+++ Recorded information +++
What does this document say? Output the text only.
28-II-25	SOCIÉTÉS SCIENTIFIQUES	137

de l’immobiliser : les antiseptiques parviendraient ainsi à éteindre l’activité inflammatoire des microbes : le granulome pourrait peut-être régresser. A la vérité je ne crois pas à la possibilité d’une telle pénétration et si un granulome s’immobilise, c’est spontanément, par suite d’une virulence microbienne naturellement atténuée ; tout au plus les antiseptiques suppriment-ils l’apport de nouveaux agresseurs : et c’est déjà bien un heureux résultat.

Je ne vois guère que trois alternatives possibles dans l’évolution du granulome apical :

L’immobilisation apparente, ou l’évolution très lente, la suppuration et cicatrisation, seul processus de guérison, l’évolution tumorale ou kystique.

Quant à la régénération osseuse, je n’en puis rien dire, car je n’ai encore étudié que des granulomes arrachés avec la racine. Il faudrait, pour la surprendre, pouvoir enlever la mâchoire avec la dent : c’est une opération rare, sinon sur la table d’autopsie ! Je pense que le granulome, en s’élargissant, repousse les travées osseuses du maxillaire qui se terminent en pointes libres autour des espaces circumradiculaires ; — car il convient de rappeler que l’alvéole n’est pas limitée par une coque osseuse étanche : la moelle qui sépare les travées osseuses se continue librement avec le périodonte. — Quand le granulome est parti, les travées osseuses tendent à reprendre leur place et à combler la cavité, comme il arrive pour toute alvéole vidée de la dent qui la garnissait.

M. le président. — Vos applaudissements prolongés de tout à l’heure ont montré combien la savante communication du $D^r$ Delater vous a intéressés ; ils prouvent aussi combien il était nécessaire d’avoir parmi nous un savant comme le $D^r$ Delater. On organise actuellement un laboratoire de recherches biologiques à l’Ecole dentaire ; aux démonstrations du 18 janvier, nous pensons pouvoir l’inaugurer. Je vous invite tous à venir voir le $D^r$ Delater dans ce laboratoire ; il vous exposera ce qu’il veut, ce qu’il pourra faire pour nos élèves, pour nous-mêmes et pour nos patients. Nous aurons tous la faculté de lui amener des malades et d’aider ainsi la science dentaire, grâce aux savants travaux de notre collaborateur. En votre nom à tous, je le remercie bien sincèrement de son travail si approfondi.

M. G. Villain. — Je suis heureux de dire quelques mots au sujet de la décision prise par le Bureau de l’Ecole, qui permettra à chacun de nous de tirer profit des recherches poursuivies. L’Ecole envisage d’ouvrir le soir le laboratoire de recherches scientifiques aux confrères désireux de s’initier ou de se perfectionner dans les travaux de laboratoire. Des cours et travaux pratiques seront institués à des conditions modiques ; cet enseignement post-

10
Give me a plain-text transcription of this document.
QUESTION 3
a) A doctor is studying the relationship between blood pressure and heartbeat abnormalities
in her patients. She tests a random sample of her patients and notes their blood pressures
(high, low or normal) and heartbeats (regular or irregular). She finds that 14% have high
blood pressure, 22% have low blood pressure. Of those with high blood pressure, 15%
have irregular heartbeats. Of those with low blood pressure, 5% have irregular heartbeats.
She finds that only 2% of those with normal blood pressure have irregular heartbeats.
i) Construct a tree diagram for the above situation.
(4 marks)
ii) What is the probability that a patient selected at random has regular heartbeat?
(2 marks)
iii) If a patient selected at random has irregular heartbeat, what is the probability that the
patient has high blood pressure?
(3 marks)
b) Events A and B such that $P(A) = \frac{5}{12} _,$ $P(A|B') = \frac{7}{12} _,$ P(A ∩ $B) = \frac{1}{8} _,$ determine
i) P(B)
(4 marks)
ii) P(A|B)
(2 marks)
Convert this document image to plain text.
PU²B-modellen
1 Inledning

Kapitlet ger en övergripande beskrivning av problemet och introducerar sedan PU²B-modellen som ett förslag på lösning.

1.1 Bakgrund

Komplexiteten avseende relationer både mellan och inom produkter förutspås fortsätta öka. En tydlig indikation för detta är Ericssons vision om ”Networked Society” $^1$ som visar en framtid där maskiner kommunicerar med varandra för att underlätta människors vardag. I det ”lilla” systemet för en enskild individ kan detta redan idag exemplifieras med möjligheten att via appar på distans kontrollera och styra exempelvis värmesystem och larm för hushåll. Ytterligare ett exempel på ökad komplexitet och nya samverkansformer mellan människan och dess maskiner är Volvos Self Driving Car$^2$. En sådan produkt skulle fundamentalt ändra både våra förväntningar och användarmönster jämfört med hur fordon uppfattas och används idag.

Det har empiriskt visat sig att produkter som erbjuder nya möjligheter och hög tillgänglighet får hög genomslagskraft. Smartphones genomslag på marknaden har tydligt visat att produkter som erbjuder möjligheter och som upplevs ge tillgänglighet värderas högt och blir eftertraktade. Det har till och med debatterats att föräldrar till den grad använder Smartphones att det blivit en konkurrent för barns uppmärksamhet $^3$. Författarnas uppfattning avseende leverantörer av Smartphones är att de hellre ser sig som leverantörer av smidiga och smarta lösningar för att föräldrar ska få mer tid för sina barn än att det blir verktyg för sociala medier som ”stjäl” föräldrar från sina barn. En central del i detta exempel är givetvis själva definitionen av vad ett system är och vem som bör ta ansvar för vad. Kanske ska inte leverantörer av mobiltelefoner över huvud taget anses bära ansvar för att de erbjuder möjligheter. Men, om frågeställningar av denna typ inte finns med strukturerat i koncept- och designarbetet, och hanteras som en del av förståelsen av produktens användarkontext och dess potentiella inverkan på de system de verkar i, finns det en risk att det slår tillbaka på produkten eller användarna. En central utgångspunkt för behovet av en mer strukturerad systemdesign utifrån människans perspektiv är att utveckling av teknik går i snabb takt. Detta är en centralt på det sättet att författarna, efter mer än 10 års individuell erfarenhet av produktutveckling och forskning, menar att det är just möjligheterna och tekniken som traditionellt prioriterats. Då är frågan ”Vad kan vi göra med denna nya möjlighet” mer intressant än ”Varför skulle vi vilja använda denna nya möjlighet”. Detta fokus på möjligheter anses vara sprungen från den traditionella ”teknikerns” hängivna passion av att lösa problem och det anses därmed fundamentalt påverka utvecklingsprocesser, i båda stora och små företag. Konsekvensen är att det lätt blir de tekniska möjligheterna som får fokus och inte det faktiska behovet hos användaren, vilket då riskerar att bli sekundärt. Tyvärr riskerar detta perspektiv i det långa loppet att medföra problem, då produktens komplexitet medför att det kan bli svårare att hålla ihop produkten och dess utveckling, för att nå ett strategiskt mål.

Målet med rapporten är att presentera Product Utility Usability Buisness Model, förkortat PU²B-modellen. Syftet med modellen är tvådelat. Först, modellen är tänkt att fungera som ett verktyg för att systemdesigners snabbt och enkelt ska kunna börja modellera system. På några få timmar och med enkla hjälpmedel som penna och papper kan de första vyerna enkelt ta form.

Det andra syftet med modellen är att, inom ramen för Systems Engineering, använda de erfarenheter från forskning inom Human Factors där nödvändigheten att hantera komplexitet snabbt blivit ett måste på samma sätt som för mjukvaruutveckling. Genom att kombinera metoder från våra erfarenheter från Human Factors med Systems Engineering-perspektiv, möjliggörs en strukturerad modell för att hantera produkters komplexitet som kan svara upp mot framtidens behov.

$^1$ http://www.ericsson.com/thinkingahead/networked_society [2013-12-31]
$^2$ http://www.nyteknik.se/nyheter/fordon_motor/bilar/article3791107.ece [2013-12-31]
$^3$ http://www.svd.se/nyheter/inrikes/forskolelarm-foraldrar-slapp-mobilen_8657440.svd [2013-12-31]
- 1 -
+++
◆ What is required ◆
When you reach the end of the data, write every line out again verbatim.

◆ Reply to the task ◆
What does this document say? Output the text only.
28-II-25	SOCIÉTÉS SCIENTIFIQUES	137

de l’immobiliser : les antiseptiques parviendraient ainsi à éteindre l’activité inflammatoire des microbes : le granulome pourrait peut-être régresser. A la vérité je ne crois pas à la possibilité d’une telle pénétration et si un granulome s’immobilise, c’est spontanément, par suite d’une virulence microbienne naturellement atténuée ; tout au plus les antiseptiques suppriment-ils l’apport de nouveaux agresseurs : et c’est déjà bien un heureux résultat.

Je ne vois guère que trois alternatives possibles dans l’évolution du granulome apical :

L’immobilisation apparente, ou l’évolution très lente, la suppuration et cicatrisation, seul processus de guérison, l’évolution tumorale ou kystique.

Quant à la régénération osseuse, je n’en puis rien dire, car je n’ai encore étudié que des granulomes arrachés avec la racine. Il faudrait, pour la surprendre, pouvoir enlever la mâchoire avec la dent : c’est une opération rare, sinon sur la table d’autopsie ! Je pense que le granulome, en s’élargissant, repousse les travées osseuses du maxillaire qui se terminent en pointes libres autour des espaces circumradiculaires ; — car il convient de rappeler que l’alvéole n’est pas limitée par une coque osseuse étanche : la moelle qui sépare les travées osseuses se continue librement avec le périodonte. — Quand le granulome est parti, les travées osseuses tendent à reprendre leur place et à combler la cavité, comme il arrive pour toute alvéole vidée de la dent qui la garnissait.

M. le président. — Vos applaudissements prolongés de tout à l’heure ont montré combien la savante communication du $D^r$ Delater vous a intéressés ; ils prouvent aussi combien il était nécessaire d’avoir parmi nous un savant comme le $D^r$ Delater. On organise actuellement un laboratoire de recherches biologiques à l’Ecole dentaire ; aux démonstrations du 18 janvier, nous pensons pouvoir l’inaugurer. Je vous invite tous à venir voir le $D^r$ Delater dans ce laboratoire ; il vous exposera ce qu’il veut, ce qu’il pourra faire pour nos élèves, pour nous-mêmes et pour nos patients. Nous aurons tous la faculté de lui amener des malades et d’aider ainsi la science dentaire, grâce aux savants travaux de notre collaborateur. En votre nom à tous, je le remercie bien sincèrement de son travail si approfondi.

M. G. Villain. — Je suis heureux de dire quelques mots au sujet de la décision prise par le Bureau de l’Ecole, qui permettra à chacun de nous de tirer profit des recherches poursuivies. L’Ecole envisage d’ouvrir le soir le laboratoire de recherches scientifiques aux confrères désireux de s’initier ou de se perfectionner dans les travaux de laboratoire. Des cours et travaux pratiques seront institués à des conditions modiques ; cet enseignement post-

10
Give me a plain-text transcription of this document.
QUESTION 3
a) A doctor is studying the relationship between blood pressure and heartbeat abnormalities
in her patients. She tests a random sample of her patients and notes their blood pressures
(high, low or normal) and heartbeats (regular or irregular). She finds that 14% have high
blood pressure, 22% have low blood pressure. Of those with high blood pressure, 15%
have irregular heartbeats. Of those with low blood pressure, 5% have irregular heartbeats.
She finds that only 2% of those with normal blood pressure have irregular heartbeats.
i) Construct a tree diagram for the above situation.
(4 marks)
ii) What is the probability that a patient selected at random has regular heartbeat?
(2 marks)
iii) If a patient selected at random has irregular heartbeat, what is the probability that the
patient has high blood pressure?
(3 marks)
b) Events A and B such that $P(A) = \frac{5}{12} _,$ $P(A|B') = \frac{7}{12} _,$ P(A ∩ $B) = \frac{1}{8} _,$ determine
i) P(B)
(4 marks)
ii) P(A|B)
(2 marks)
Convert this document image to plain text.
PU²B-modellen
1 Inledning

Kapitlet ger en övergripande beskrivning av problemet och introducerar sedan PU²B-modellen som ett förslag på lösning.

1.1 Bakgrund

Komplexiteten avseende relationer både mellan och inom produkter förutspås fortsätta öka. En tydlig indikation för detta är Ericssons vision om ”Networked Society” $^1$ som visar en framtid där maskiner kommunicerar med varandra för att underlätta människors vardag. I det ”lilla” systemet för en enskild individ kan detta redan idag exemplifieras med möjligheten att via appar på distans kontrollera och styra exempelvis värmesystem och larm för hushåll. Ytterligare ett exempel på ökad komplexitet och nya samverkansformer mellan människan och dess maskiner är Volvos Self Driving Car$^2$. En sådan produkt skulle fundamentalt ändra både våra förväntningar och användarmönster jämfört med hur fordon uppfattas och används idag.

Det har empiriskt visat sig att produkter som erbjuder nya möjligheter och hög tillgänglighet får hög genomslagskraft. Smartphones genomslag på marknaden har tydligt visat att produkter som erbjuder möjligheter och som upplevs ge tillgänglighet värderas högt och blir eftertraktade. Det har till och med debatterats att föräldrar till den grad använder Smartphones att det blivit en konkurrent för barns uppmärksamhet $^3$. Författarnas uppfattning avseende leverantörer av Smartphones är att de hellre ser sig som leverantörer av smidiga och smarta lösningar för att föräldrar ska få mer tid för sina barn än att det blir verktyg för sociala medier som ”stjäl” föräldrar från sina barn. En central del i detta exempel är givetvis själva definitionen av vad ett system är och vem som bör ta ansvar för vad. Kanske ska inte leverantörer av mobiltelefoner över huvud taget anses bära ansvar för att de erbjuder möjligheter. Men, om frågeställningar av denna typ inte finns med strukturerat i koncept- och designarbetet, och hanteras som en del av förståelsen av produktens användarkontext och dess potentiella inverkan på de system de verkar i, finns det en risk att det slår tillbaka på produkten eller användarna. En central utgångspunkt för behovet av en mer strukturerad systemdesign utifrån människans perspektiv är att utveckling av teknik går i snabb takt. Detta är en centralt på det sättet att författarna, efter mer än 10 års individuell erfarenhet av produktutveckling och forskning, menar att det är just möjligheterna och tekniken som traditionellt prioriterats. Då är frågan ”Vad kan vi göra med denna nya möjlighet” mer intressant än ”Varför skulle vi vilja använda denna nya möjlighet”. Detta fokus på möjligheter anses vara sprungen från den traditionella ”teknikerns” hängivna passion av att lösa problem och det anses därmed fundamentalt påverka utvecklingsprocesser, i båda stora och små företag. Konsekvensen är att det lätt blir de tekniska möjligheterna som får fokus och inte det faktiska behovet hos användaren, vilket då riskerar att bli sekundärt. Tyvärr riskerar detta perspektiv i det långa loppet att medföra problem, då produktens komplexitet medför att det kan bli svårare att hålla ihop produkten och dess utveckling, för att nå ett strategiskt mål.

Målet med rapporten är att presentera Product Utility Usability Buisness Model, förkortat PU²B-modellen. Syftet med modellen är tvådelat. Först, modellen är tänkt att fungera som ett verktyg för att systemdesigners snabbt och enkelt ska kunna börja modellera system. På några få timmar och med enkla hjälpmedel som penna och papper kan de första vyerna enkelt ta form.

Det andra syftet med modellen är att, inom ramen för Systems Engineering, använda de erfarenheter från forskning inom Human Factors där nödvändigheten att hantera komplexitet snabbt blivit ett måste på samma sätt som för mjukvaruutveckling. Genom att kombinera metoder från våra erfarenheter från Human Factors med Systems Engineering-perspektiv, möjliggörs en strukturerad modell för att hantera produkters komplexitet som kan svara upp mot framtidens behov.

$^1$ http://www.ericsson.com/thinkingahead/networked_society [2013-12-31]
$^2$ http://www.nyteknik.se/nyheter/fordon_motor/bilar/article3791107.ece [2013-12-31]
$^3$ http://www.svd.se/nyheter/inrikes/forskolelarm-foraldrar-slapp-mobilen_8657440.svd [2013-12-31]
- 1 -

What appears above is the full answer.